Top of Dataset records

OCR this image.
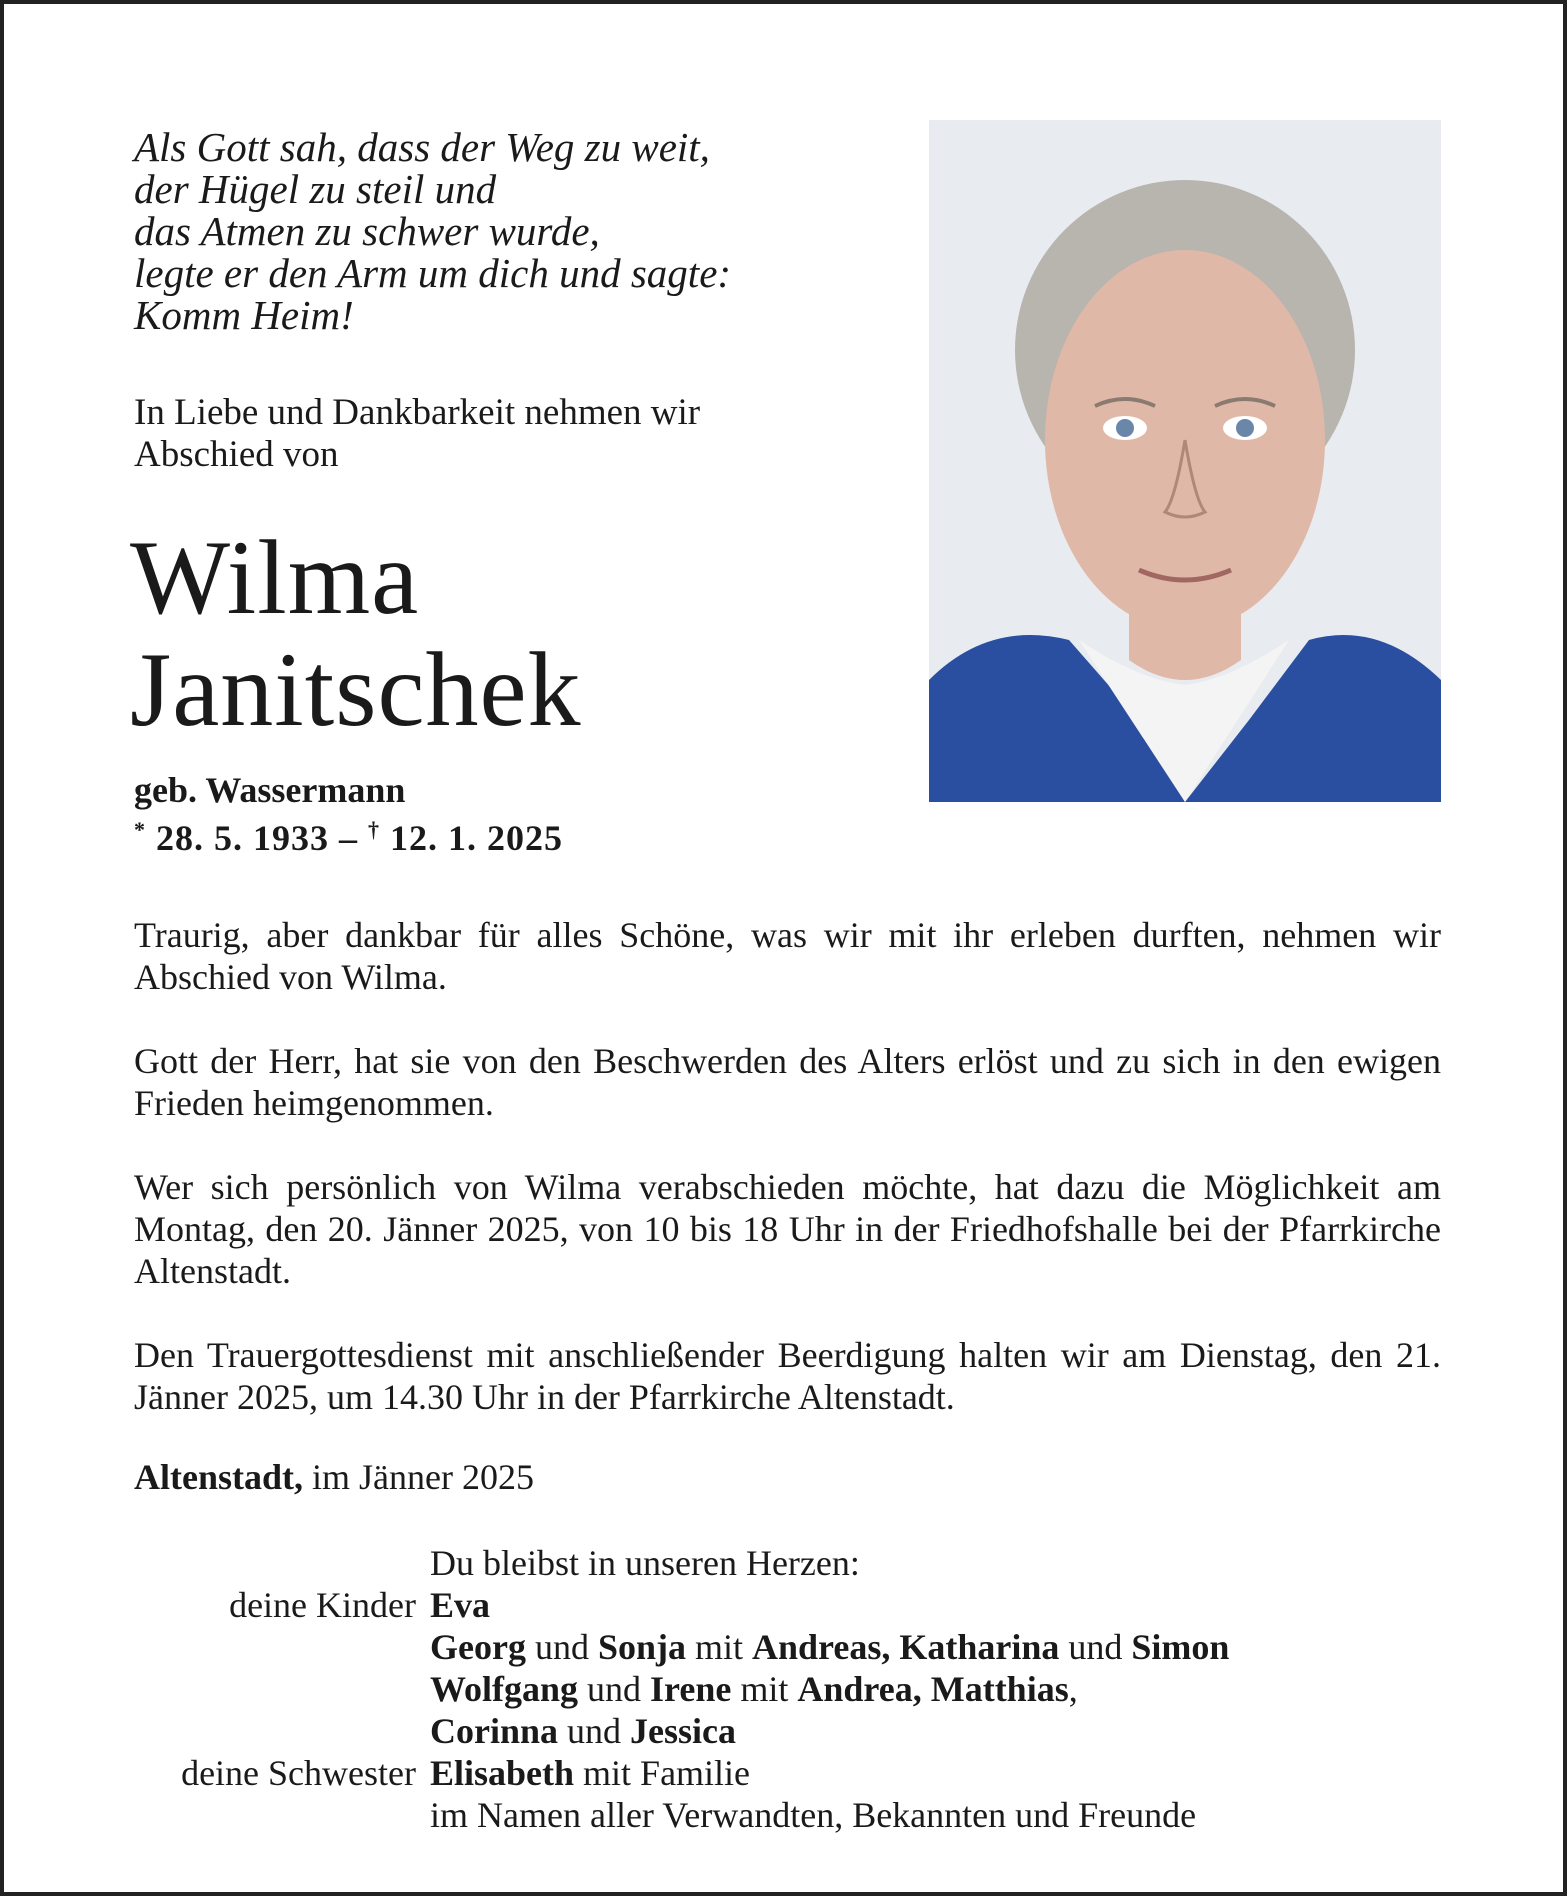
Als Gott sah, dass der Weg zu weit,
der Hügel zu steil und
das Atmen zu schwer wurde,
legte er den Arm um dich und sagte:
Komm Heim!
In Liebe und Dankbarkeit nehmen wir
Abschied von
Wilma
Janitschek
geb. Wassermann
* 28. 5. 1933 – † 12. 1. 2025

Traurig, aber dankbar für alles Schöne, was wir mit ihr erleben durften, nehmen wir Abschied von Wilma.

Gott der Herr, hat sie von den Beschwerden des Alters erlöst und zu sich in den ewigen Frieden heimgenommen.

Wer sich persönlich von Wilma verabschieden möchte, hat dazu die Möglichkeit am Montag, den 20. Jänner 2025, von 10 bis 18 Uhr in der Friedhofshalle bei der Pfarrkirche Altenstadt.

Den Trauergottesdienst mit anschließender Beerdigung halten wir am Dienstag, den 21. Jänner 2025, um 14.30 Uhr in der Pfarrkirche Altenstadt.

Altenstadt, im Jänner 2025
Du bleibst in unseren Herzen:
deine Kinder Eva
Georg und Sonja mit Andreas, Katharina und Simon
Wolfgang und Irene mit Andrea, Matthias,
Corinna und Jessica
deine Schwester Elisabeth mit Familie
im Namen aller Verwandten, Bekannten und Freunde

Bottom of Dataset records

Every line above should be transcribed exactly, though no image should be carried over.

OCR this image.
Als Gott sah, dass der Weg zu weit,
der Hügel zu steil und
das Atmen zu schwer wurde,
legte er den Arm um dich und sagte:
Komm Heim!
In Liebe und Dankbarkeit nehmen wir
Abschied von
Wilma
Janitschek
geb. Wassermann
* 28. 5. 1933 – † 12. 1. 2025

Traurig, aber dankbar für alles Schöne, was wir mit ihr erleben durften, nehmen wir Abschied von Wilma.

Gott der Herr, hat sie von den Beschwerden des Alters erlöst und zu sich in den ewigen Frieden heimgenommen.

Wer sich persönlich von Wilma verabschieden möchte, hat dazu die Möglichkeit am Montag, den 20. Jänner 2025, von 10 bis 18 Uhr in der Friedhofshalle bei der Pfarrkirche Altenstadt.

Den Trauergottesdienst mit anschließender Beerdigung halten wir am Dienstag, den 21. Jänner 2025, um 14.30 Uhr in der Pfarrkirche Altenstadt.

Altenstadt, im Jänner 2025
Du bleibst in unseren Herzen:
deine Kinder Eva
Georg und Sonja mit Andreas, Katharina und Simon
Wolfgang und Irene mit Andrea, Matthias,
Corinna und Jessica
deine Schwester Elisabeth mit Familie
im Namen aller Verwandten, Bekannten und Freunde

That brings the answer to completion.